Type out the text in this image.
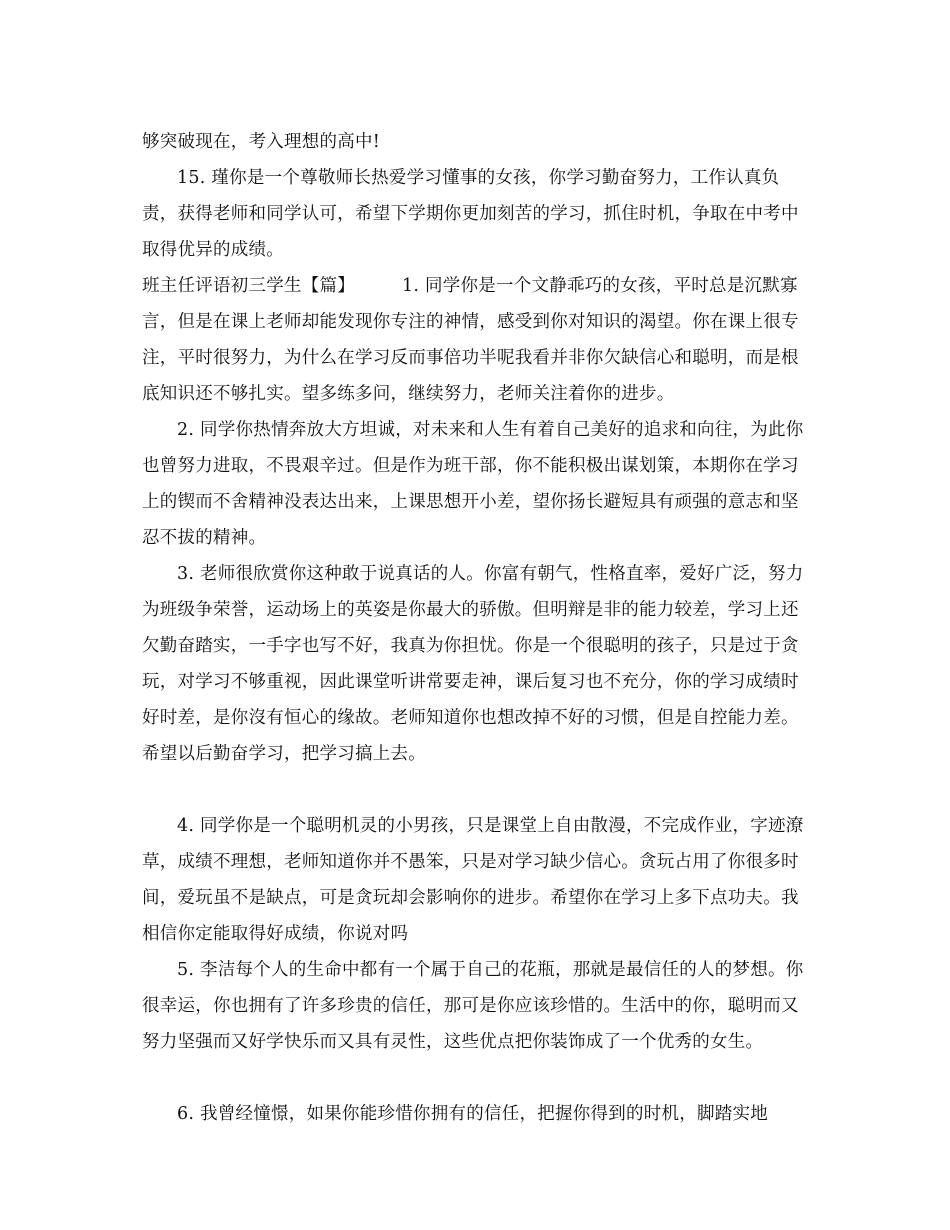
够突破现在，考入理想的高中!

15. 瑾你是一个尊敬师长热爱学习懂事的女孩，你学习勤奋努力，工作认真负责，获得老师和同学认可，希望下学期你更加刻苦的学习，抓住时机，争取在中考中取得优异的成绩。

班主任评语初三学生【篇】	1. 同学你是一个文静乖巧的女孩，平时总是沉默寡言，但是在课上老师却能发现你专注的神情，感受到你对知识的渴望。你在课上很专注，平时很努力，为什么在学习反而事倍功半呢我看并非你欠缺信心和聪明，而是根底知识还不够扎实。望多练多问，继续努力，老师关注着你的进步。

2. 同学你热情奔放大方坦诚，对未来和人生有着自己美好的追求和向往，为此你也曾努力进取，不畏艰辛过。但是作为班干部，你不能积极出谋划策，本期你在学习上的锲而不舍精神没表达出来，上课思想开小差，望你扬长避短具有顽强的意志和坚忍不拔的精神。

3. 老师很欣赏你这种敢于说真话的人。你富有朝气，性格直率，爱好广泛，努力为班级争荣誉，运动场上的英姿是你最大的骄傲。但明辩是非的能力较差，学习上还欠勤奋踏实，一手字也写不好，我真为你担忧。你是一个很聪明的孩子，只是过于贪玩，对学习不够重视，因此课堂听讲常要走神，课后复习也不充分，你的学习成绩时好时差，是你沒有恒心的缘故。老师知道你也想改掉不好的习惯，但是自控能力差。希望以后勤奋学习，把学习搞上去。

4. 同学你是一个聪明机灵的小男孩，只是课堂上自由散漫，不完成作业，字迹潦草，成绩不理想，老师知道你并不愚笨，只是对学习缺少信心。贪玩占用了你很多时间，爱玩虽不是缺点，可是贪玩却会影响你的进步。希望你在学习上多下点功夫。我相信你定能取得好成绩，你说对吗

5. 李洁每个人的生命中都有一个属于自己的花瓶，那就是最信任的人的梦想。你很幸运，你也拥有了许多珍贵的信任，那可是你应该珍惜的。生活中的你，聪明而又努力坚强而又好学快乐而又具有灵性，这些优点把你装饰成了一个优秀的女生。

6. 我曾经憧憬，如果你能珍惜你拥有的信任，把握你得到的时机，脚踏实地
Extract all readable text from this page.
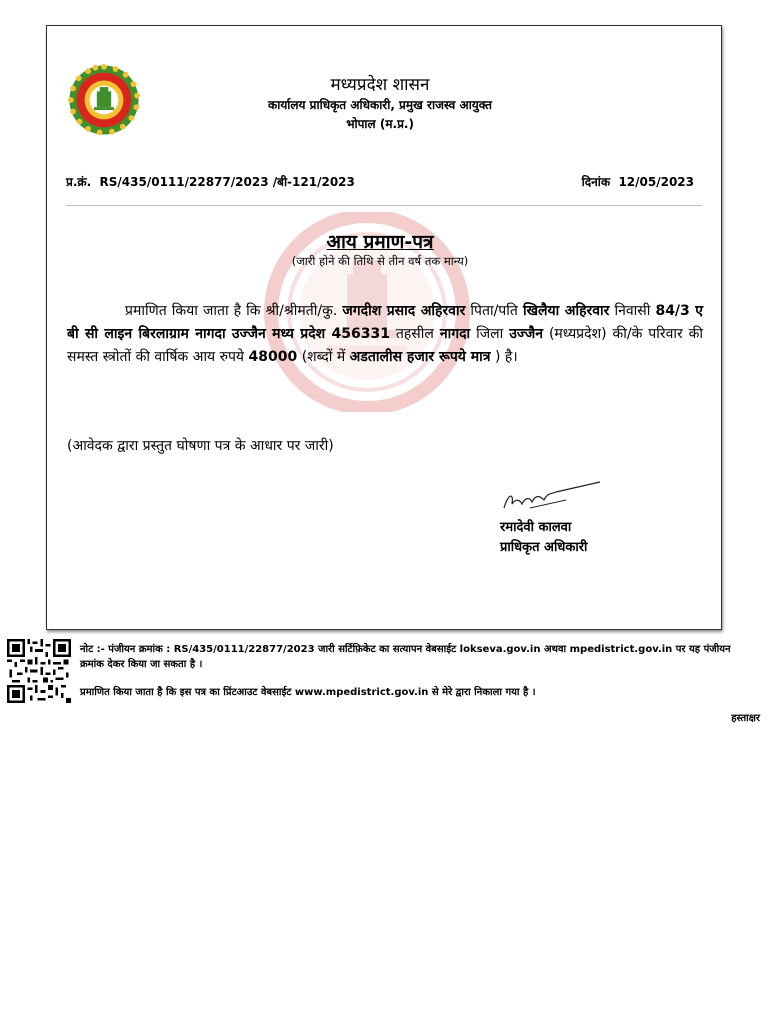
मध्यप्रदेश शासन
कार्यालय प्राधिकृत अधिकारी, प्रमुख राजस्व आयुक्त
भोपाल (म.प्र.)
प्र.क्रं. RS/435/0111/22877/2023 /बी-121/2023	दिनांक 12/05/2023
आय प्रमाण-पत्र
(जारी होने की तिथि से तीन वर्ष तक मान्य)
प्रमाणित किया जाता है कि श्री/श्रीमती/कु. जगदीश प्रसाद अहिरवार पिता/पति खिलैया अहिरवार निवासी 84/3 ए बी सी लाइन बिरलाग्राम नागदा उज्जैन मध्य प्रदेश 456331 तहसील नागदा जिला उज्जैन (मध्यप्रदेश) की/के परिवार की समस्त स्त्रोतों की वार्षिक आय रुपये 48000 (शब्दों में अडतालीस हजार रूपये मात्र ) है।
(आवेदक द्वारा प्रस्तुत घोषणा पत्र के आधार पर जारी)
रमादेवी कालवा
प्राधिकृत अधिकारी
नोट :- पंजीयन क्रमांक : RS/435/0111/22877/2023 जारी सर्टिफ़िकेट का सत्यापन वेबसाईट lokseva.gov.in अथवा mpedistrict.gov.in पर यह पंजीयन क्रमांक देकर किया जा सकता है ।
प्रमाणित किया जाता है कि इस पत्र का प्रिंटआउट वेबसाईट www.mpedistrict.gov.in से मेरे द्वारा निकाला गया है ।
हस्ताक्षर
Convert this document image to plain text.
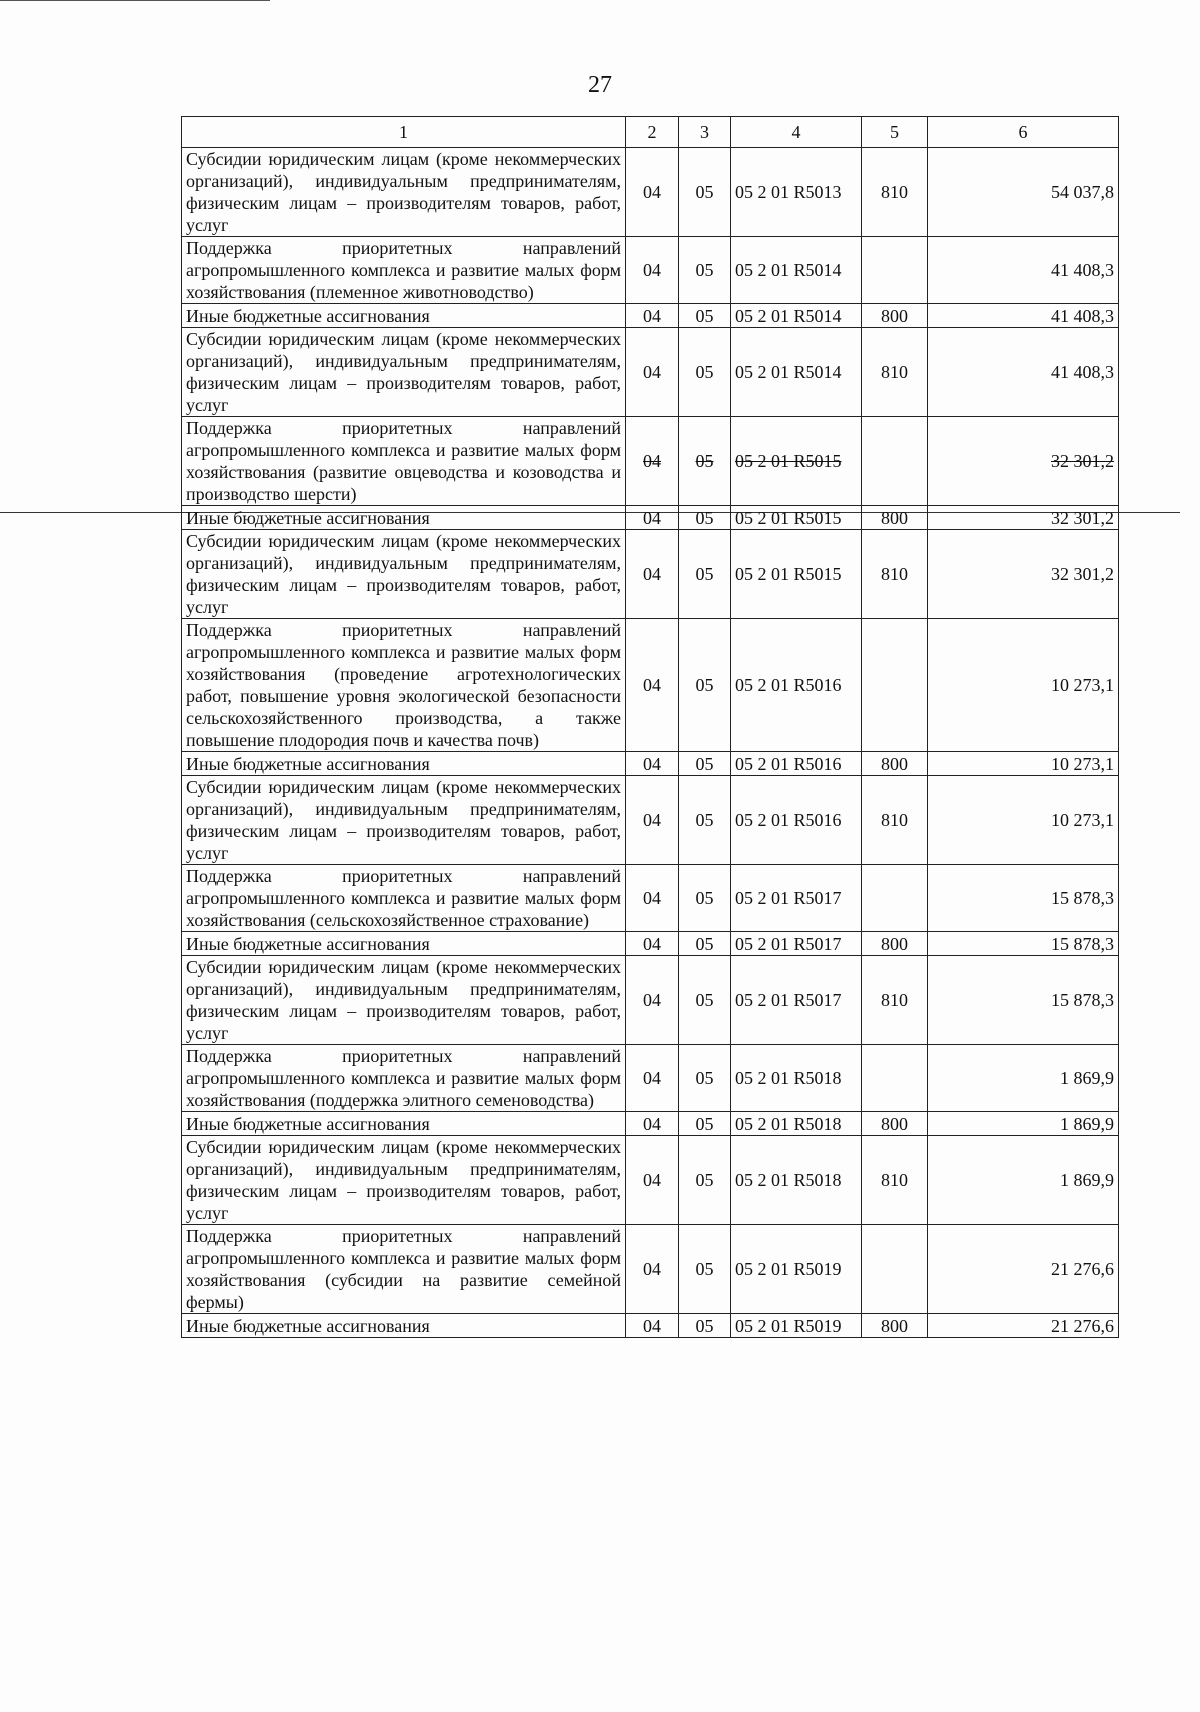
27
1	2	3	4	5	6
Субсидии юридическим лицам (кроме некоммерческих организаций), индивидуальным предпринимателям, физическим лицам – производителям товаров, работ, услуг	04	05	05 2 01 R5013	810	54 037,8
Поддержка приоритетных направлений агропромышленного комплекса и развитие малых форм хозяйствования (племенное животноводство)	04	05	05 2 01 R5014		41 408,3
Иные бюджетные ассигнования	04	05	05 2 01 R5014	800	41 408,3
Субсидии юридическим лицам (кроме некоммерческих организаций), индивидуальным предпринимателям, физическим лицам – производителям товаров, работ, услуг	04	05	05 2 01 R5014	810	41 408,3
Поддержка приоритетных направлений агропромышленного комплекса и развитие малых форм хозяйствования (развитие овцеводства и козоводства и производство шерсти)	04	05	05 2 01 R5015		32 301,2
Иные бюджетные ассигнования	04	05	05 2 01 R5015	800	32 301,2
Субсидии юридическим лицам (кроме некоммерческих организаций), индивидуальным предпринимателям, физическим лицам – производителям товаров, работ, услуг	04	05	05 2 01 R5015	810	32 301,2
Поддержка приоритетных направлений агропромышленного комплекса и развитие малых форм хозяйствования (проведение агротехнологических работ, повышение уровня экологической безопасности сельскохозяйственного производства, а также повышение плодородия почв и качества почв)	04	05	05 2 01 R5016		10 273,1
Иные бюджетные ассигнования	04	05	05 2 01 R5016	800	10 273,1
Субсидии юридическим лицам (кроме некоммерческих организаций), индивидуальным предпринимателям, физическим лицам – производителям товаров, работ, услуг	04	05	05 2 01 R5016	810	10 273,1
Поддержка приоритетных направлений агропромышленного комплекса и развитие малых форм хозяйствования (сельскохозяйственное страхование)	04	05	05 2 01 R5017		15 878,3
Иные бюджетные ассигнования	04	05	05 2 01 R5017	800	15 878,3
Субсидии юридическим лицам (кроме некоммерческих организаций), индивидуальным предпринимателям, физическим лицам – производителям товаров, работ, услуг	04	05	05 2 01 R5017	810	15 878,3
Поддержка приоритетных направлений агропромышленного комплекса и развитие малых форм хозяйствования (поддержка элитного семеноводства)	04	05	05 2 01 R5018		1 869,9
Иные бюджетные ассигнования	04	05	05 2 01 R5018	800	1 869,9
Субсидии юридическим лицам (кроме некоммерческих организаций), индивидуальным предпринимателям, физическим лицам – производителям товаров, работ, услуг	04	05	05 2 01 R5018	810	1 869,9
Поддержка приоритетных направлений агропромышленного комплекса и развитие малых форм хозяйствования (субсидии на развитие семейной фермы)	04	05	05 2 01 R5019		21 276,6
Иные бюджетные ассигнования	04	05	05 2 01 R5019	800	21 276,6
------------------------------------------------------------------------
* Stated task *
Go back to the records above and write them out exactly, without the pictures.

* Solution *
Type out the text in this image.
够突破现在，考入理想的高中!

15. 瑾你是一个尊敬师长热爱学习懂事的女孩，你学习勤奋努力，工作认真负责，获得老师和同学认可，希望下学期你更加刻苦的学习，抓住时机，争取在中考中取得优异的成绩。

班主任评语初三学生【篇】	1. 同学你是一个文静乖巧的女孩，平时总是沉默寡言，但是在课上老师却能发现你专注的神情，感受到你对知识的渴望。你在课上很专注，平时很努力，为什么在学习反而事倍功半呢我看并非你欠缺信心和聪明，而是根底知识还不够扎实。望多练多问，继续努力，老师关注着你的进步。

2. 同学你热情奔放大方坦诚，对未来和人生有着自己美好的追求和向往，为此你也曾努力进取，不畏艰辛过。但是作为班干部，你不能积极出谋划策，本期你在学习上的锲而不舍精神没表达出来，上课思想开小差，望你扬长避短具有顽强的意志和坚忍不拔的精神。

3. 老师很欣赏你这种敢于说真话的人。你富有朝气，性格直率，爱好广泛，努力为班级争荣誉，运动场上的英姿是你最大的骄傲。但明辩是非的能力较差，学习上还欠勤奋踏实，一手字也写不好，我真为你担忧。你是一个很聪明的孩子，只是过于贪玩，对学习不够重视，因此课堂听讲常要走神，课后复习也不充分，你的学习成绩时好时差，是你沒有恒心的缘故。老师知道你也想改掉不好的习惯，但是自控能力差。希望以后勤奋学习，把学习搞上去。

4. 同学你是一个聪明机灵的小男孩，只是课堂上自由散漫，不完成作业，字迹潦草，成绩不理想，老师知道你并不愚笨，只是对学习缺少信心。贪玩占用了你很多时间，爱玩虽不是缺点，可是贪玩却会影响你的进步。希望你在学习上多下点功夫。我相信你定能取得好成绩，你说对吗

5. 李洁每个人的生命中都有一个属于自己的花瓶，那就是最信任的人的梦想。你很幸运，你也拥有了许多珍贵的信任，那可是你应该珍惜的。生活中的你，聪明而又努力坚强而又好学快乐而又具有灵性，这些优点把你装饰成了一个优秀的女生。

6. 我曾经憧憬，如果你能珍惜你拥有的信任，把握你得到的时机，脚踏实地
Extract all readable text from this page.
मध्यप्रदेश शासन
कार्यालय प्राधिकृत अधिकारी, प्रमुख राजस्व आयुक्त
भोपाल (म.प्र.)
प्र.क्रं. RS/435/0111/22877/2023 /बी-121/2023	दिनांक 12/05/2023
आय प्रमाण-पत्र
(जारी होने की तिथि से तीन वर्ष तक मान्य)
प्रमाणित किया जाता है कि श्री/श्रीमती/कु. जगदीश प्रसाद अहिरवार पिता/पति खिलैया अहिरवार निवासी 84/3 ए बी सी लाइन बिरलाग्राम नागदा उज्जैन मध्य प्रदेश 456331 तहसील नागदा जिला उज्जैन (मध्यप्रदेश) की/के परिवार की समस्त स्त्रोतों की वार्षिक आय रुपये 48000 (शब्दों में अडतालीस हजार रूपये मात्र ) है।
(आवेदक द्वारा प्रस्तुत घोषणा पत्र के आधार पर जारी)
रमादेवी कालवा
प्राधिकृत अधिकारी
नोट :- पंजीयन क्रमांक : RS/435/0111/22877/2023 जारी सर्टिफ़िकेट का सत्यापन वेबसाईट lokseva.gov.in अथवा mpedistrict.gov.in पर यह पंजीयन क्रमांक देकर किया जा सकता है ।
प्रमाणित किया जाता है कि इस पत्र का प्रिंटआउट वेबसाईट www.mpedistrict.gov.in से मेरे द्वारा निकाला गया है ।
हस्ताक्षर
Convert this document image to plain text.
27
1	2	3	4	5	6
Субсидии юридическим лицам (кроме некоммерческих организаций), индивидуальным предпринимателям, физическим лицам – производителям товаров, работ, услуг	04	05	05 2 01 R5013	810	54 037,8
Поддержка приоритетных направлений агропромышленного комплекса и развитие малых форм хозяйствования (племенное животноводство)	04	05	05 2 01 R5014		41 408,3
Иные бюджетные ассигнования	04	05	05 2 01 R5014	800	41 408,3
Субсидии юридическим лицам (кроме некоммерческих организаций), индивидуальным предпринимателям, физическим лицам – производителям товаров, работ, услуг	04	05	05 2 01 R5014	810	41 408,3
Поддержка приоритетных направлений агропромышленного комплекса и развитие малых форм хозяйствования (развитие овцеводства и козоводства и производство шерсти)	04	05	05 2 01 R5015		32 301,2
Иные бюджетные ассигнования	04	05	05 2 01 R5015	800	32 301,2
Субсидии юридическим лицам (кроме некоммерческих организаций), индивидуальным предпринимателям, физическим лицам – производителям товаров, работ, услуг	04	05	05 2 01 R5015	810	32 301,2
Поддержка приоритетных направлений агропромышленного комплекса и развитие малых форм хозяйствования (проведение агротехнологических работ, повышение уровня экологической безопасности сельскохозяйственного производства, а также повышение плодородия почв и качества почв)	04	05	05 2 01 R5016		10 273,1
Иные бюджетные ассигнования	04	05	05 2 01 R5016	800	10 273,1
Субсидии юридическим лицам (кроме некоммерческих организаций), индивидуальным предпринимателям, физическим лицам – производителям товаров, работ, услуг	04	05	05 2 01 R5016	810	10 273,1
Поддержка приоритетных направлений агропромышленного комплекса и развитие малых форм хозяйствования (сельскохозяйственное страхование)	04	05	05 2 01 R5017		15 878,3
Иные бюджетные ассигнования	04	05	05 2 01 R5017	800	15 878,3
Субсидии юридическим лицам (кроме некоммерческих организаций), индивидуальным предпринимателям, физическим лицам – производителям товаров, работ, услуг	04	05	05 2 01 R5017	810	15 878,3
Поддержка приоритетных направлений агропромышленного комплекса и развитие малых форм хозяйствования (поддержка элитного семеноводства)	04	05	05 2 01 R5018		1 869,9
Иные бюджетные ассигнования	04	05	05 2 01 R5018	800	1 869,9
Субсидии юридическим лицам (кроме некоммерческих организаций), индивидуальным предпринимателям, физическим лицам – производителям товаров, работ, услуг	04	05	05 2 01 R5018	810	1 869,9
Поддержка приоритетных направлений агропромышленного комплекса и развитие малых форм хозяйствования (субсидии на развитие семейной фермы)	04	05	05 2 01 R5019		21 276,6
Иные бюджетные ассигнования	04	05	05 2 01 R5019	800	21 276,6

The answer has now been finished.